- _Requirements_
Could you copy every line from the material below in which "maximum" appears?

(Records from a collection of figures)
☆ ☆ ☆ ☆ ☆
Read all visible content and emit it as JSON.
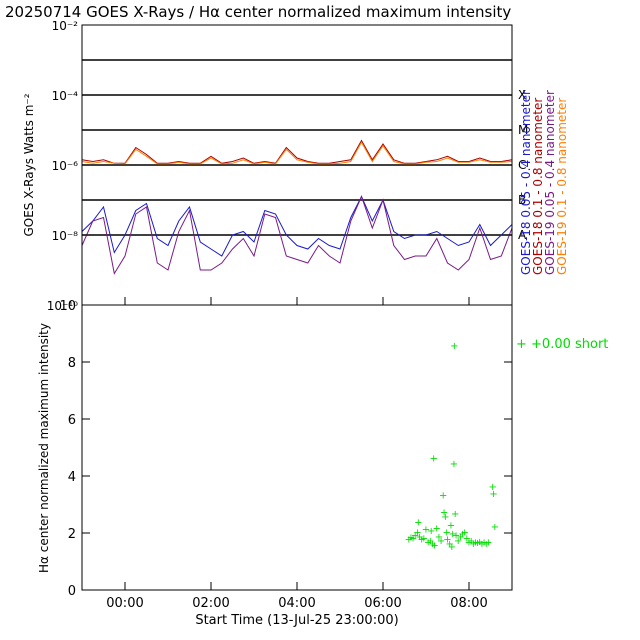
{
  "title": "20250714 GOES X-Rays / Hα center normalized maximum intensity",
  "colors": {
    "goes18_short": "#1a1acc",
    "goes18_long": "#aa0000",
    "goes19_short": "#7a1a8a",
    "goes19_long": "#ff7f00",
    "halpha": "#00dd00",
    "grid": "#000000"
  },
  "chart_data": [
    {
      "type": "line",
      "name": "goes-xray-flux",
      "ylabel": "GOES X-Rays Watts m⁻²",
      "yscale": "log",
      "ylim_exponent": [
        -10,
        -2
      ],
      "y_tick_labels": [
        "10⁻²",
        "10⁻⁴",
        "10⁻⁶",
        "10⁻⁸",
        "10⁻¹⁰"
      ],
      "y_tick_exponents": [
        -2,
        -4,
        -6,
        -8,
        -10
      ],
      "flare_class_labels": [
        "X",
        "M",
        "C",
        "B",
        "A"
      ],
      "flare_class_exponents": [
        -4,
        -5,
        -6,
        -7,
        -8
      ],
      "threshold_lines_exponent": [
        -3,
        -4,
        -5,
        -6,
        -7,
        -8
      ],
      "x_hours": [
        0.0,
        0.25,
        0.5,
        0.75,
        1.0,
        1.25,
        1.5,
        1.75,
        2.0,
        2.25,
        2.5,
        2.75,
        3.0,
        3.25,
        3.5,
        3.75,
        4.0,
        4.25,
        4.5,
        4.75,
        5.0,
        5.25,
        5.5,
        5.75,
        6.0,
        6.25,
        6.5,
        6.75,
        7.0,
        7.25,
        7.5,
        7.75,
        8.0,
        8.25,
        8.5,
        8.75,
        9.0,
        9.25,
        9.5,
        9.75,
        10.0
      ],
      "series": [
        {
          "name": "GOES-18 0.05 - 0.4 nanometer",
          "color_key": "goes18_short",
          "log_values": [
            -7.9,
            -7.6,
            -7.2,
            -8.5,
            -8.0,
            -7.3,
            -7.1,
            -8.1,
            -8.3,
            -7.6,
            -7.2,
            -8.2,
            -8.4,
            -8.6,
            -8.0,
            -7.9,
            -8.2,
            -7.3,
            -7.4,
            -8.0,
            -8.3,
            -8.4,
            -8.1,
            -8.3,
            -8.4,
            -7.5,
            -6.9,
            -7.6,
            -7.0,
            -7.9,
            -8.1,
            -8.0,
            -8.0,
            -7.9,
            -8.1,
            -8.3,
            -8.2,
            -7.7,
            -8.3,
            -8.0,
            -7.7
          ]
        },
        {
          "name": "GOES-18 0.1 - 0.8 nanometer",
          "color_key": "goes18_long",
          "log_values": [
            -5.85,
            -5.9,
            -5.85,
            -5.95,
            -5.95,
            -5.5,
            -5.7,
            -5.95,
            -5.95,
            -5.9,
            -5.95,
            -5.95,
            -5.75,
            -5.95,
            -5.9,
            -5.8,
            -5.95,
            -5.9,
            -5.95,
            -5.5,
            -5.8,
            -5.9,
            -5.95,
            -5.95,
            -5.9,
            -5.85,
            -5.3,
            -5.85,
            -5.4,
            -5.85,
            -5.95,
            -5.95,
            -5.9,
            -5.85,
            -5.75,
            -5.9,
            -5.9,
            -5.8,
            -5.9,
            -5.9,
            -5.85
          ]
        },
        {
          "name": "GOES-19 0.05 - 0.4 nanometer",
          "color_key": "goes19_short",
          "log_values": [
            -8.3,
            -7.6,
            -7.5,
            -9.1,
            -8.6,
            -7.4,
            -7.2,
            -8.8,
            -9.0,
            -7.9,
            -7.3,
            -9.0,
            -9.0,
            -8.8,
            -8.4,
            -8.1,
            -8.6,
            -7.4,
            -7.5,
            -8.6,
            -8.7,
            -8.8,
            -8.3,
            -8.6,
            -8.8,
            -7.6,
            -6.9,
            -7.8,
            -7.0,
            -8.3,
            -8.7,
            -8.6,
            -8.6,
            -8.1,
            -8.8,
            -9.0,
            -8.7,
            -7.8,
            -8.7,
            -8.6,
            -7.8
          ]
        },
        {
          "name": "GOES-19 0.1 - 0.8 nanometer",
          "color_key": "goes19_long",
          "log_values": [
            -5.9,
            -5.95,
            -5.9,
            -5.95,
            -5.97,
            -5.55,
            -5.75,
            -5.97,
            -5.97,
            -5.92,
            -5.97,
            -5.97,
            -5.8,
            -5.97,
            -5.95,
            -5.85,
            -5.97,
            -5.92,
            -5.97,
            -5.55,
            -5.85,
            -5.92,
            -5.97,
            -5.97,
            -5.95,
            -5.9,
            -5.35,
            -5.9,
            -5.45,
            -5.9,
            -5.97,
            -5.97,
            -5.92,
            -5.9,
            -5.8,
            -5.92,
            -5.92,
            -5.85,
            -5.92,
            -5.92,
            -5.9
          ]
        }
      ]
    },
    {
      "type": "scatter",
      "name": "halpha-intensity",
      "ylabel": "Hα center normalized maximum intensity",
      "xlabel": "Start Time (13-Jul-25 23:00:00)",
      "ylim": [
        0,
        10
      ],
      "y_ticks": [
        0,
        2,
        4,
        6,
        8,
        10
      ],
      "x_tick_labels": [
        "00:00",
        "02:00",
        "04:00",
        "06:00",
        "08:00"
      ],
      "x_tick_hours": [
        1,
        3,
        5,
        7,
        9
      ],
      "xlim_hours": [
        0,
        10
      ],
      "legend": "+  +0.00 short",
      "legend_position": "right",
      "points": [
        {
          "x": 7.6,
          "y": 1.8
        },
        {
          "x": 7.65,
          "y": 1.88
        },
        {
          "x": 7.7,
          "y": 1.85
        },
        {
          "x": 7.75,
          "y": 1.95
        },
        {
          "x": 7.8,
          "y": 2.05
        },
        {
          "x": 7.82,
          "y": 2.4
        },
        {
          "x": 7.85,
          "y": 1.9
        },
        {
          "x": 7.9,
          "y": 1.8
        },
        {
          "x": 7.95,
          "y": 1.85
        },
        {
          "x": 8.0,
          "y": 2.15
        },
        {
          "x": 8.05,
          "y": 1.7
        },
        {
          "x": 8.1,
          "y": 1.75
        },
        {
          "x": 8.12,
          "y": 2.1
        },
        {
          "x": 8.15,
          "y": 1.65
        },
        {
          "x": 8.18,
          "y": 4.65
        },
        {
          "x": 8.2,
          "y": 1.6
        },
        {
          "x": 8.25,
          "y": 2.2
        },
        {
          "x": 8.3,
          "y": 1.9
        },
        {
          "x": 8.35,
          "y": 1.75
        },
        {
          "x": 8.4,
          "y": 3.35
        },
        {
          "x": 8.42,
          "y": 2.75
        },
        {
          "x": 8.45,
          "y": 2.6
        },
        {
          "x": 8.48,
          "y": 2.05
        },
        {
          "x": 8.5,
          "y": 1.8
        },
        {
          "x": 8.55,
          "y": 1.65
        },
        {
          "x": 8.58,
          "y": 2.3
        },
        {
          "x": 8.6,
          "y": 1.55
        },
        {
          "x": 8.62,
          "y": 2.0
        },
        {
          "x": 8.65,
          "y": 4.45
        },
        {
          "x": 8.66,
          "y": 8.6
        },
        {
          "x": 8.68,
          "y": 2.7
        },
        {
          "x": 8.7,
          "y": 1.95
        },
        {
          "x": 8.75,
          "y": 1.75
        },
        {
          "x": 8.8,
          "y": 1.9
        },
        {
          "x": 8.85,
          "y": 2.0
        },
        {
          "x": 8.9,
          "y": 2.05
        },
        {
          "x": 8.95,
          "y": 1.85
        },
        {
          "x": 9.0,
          "y": 1.7
        },
        {
          "x": 9.05,
          "y": 1.75
        },
        {
          "x": 9.1,
          "y": 1.65
        },
        {
          "x": 9.15,
          "y": 1.7
        },
        {
          "x": 9.2,
          "y": 1.68
        },
        {
          "x": 9.25,
          "y": 1.72
        },
        {
          "x": 9.3,
          "y": 1.65
        },
        {
          "x": 9.35,
          "y": 1.7
        },
        {
          "x": 9.4,
          "y": 1.65
        },
        {
          "x": 9.45,
          "y": 1.7
        },
        {
          "x": 9.55,
          "y": 3.65
        },
        {
          "x": 9.57,
          "y": 3.4
        },
        {
          "x": 9.6,
          "y": 2.25
        }
      ]
    }
  ]
}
☆ ☆ ☆ ☆ ☆
- _Reply to the exercise_
  "title": "20250714 GOES X-Rays / Hα center normalized maximum intensity",
      "ylabel": "Hα center normalized maximum intensity",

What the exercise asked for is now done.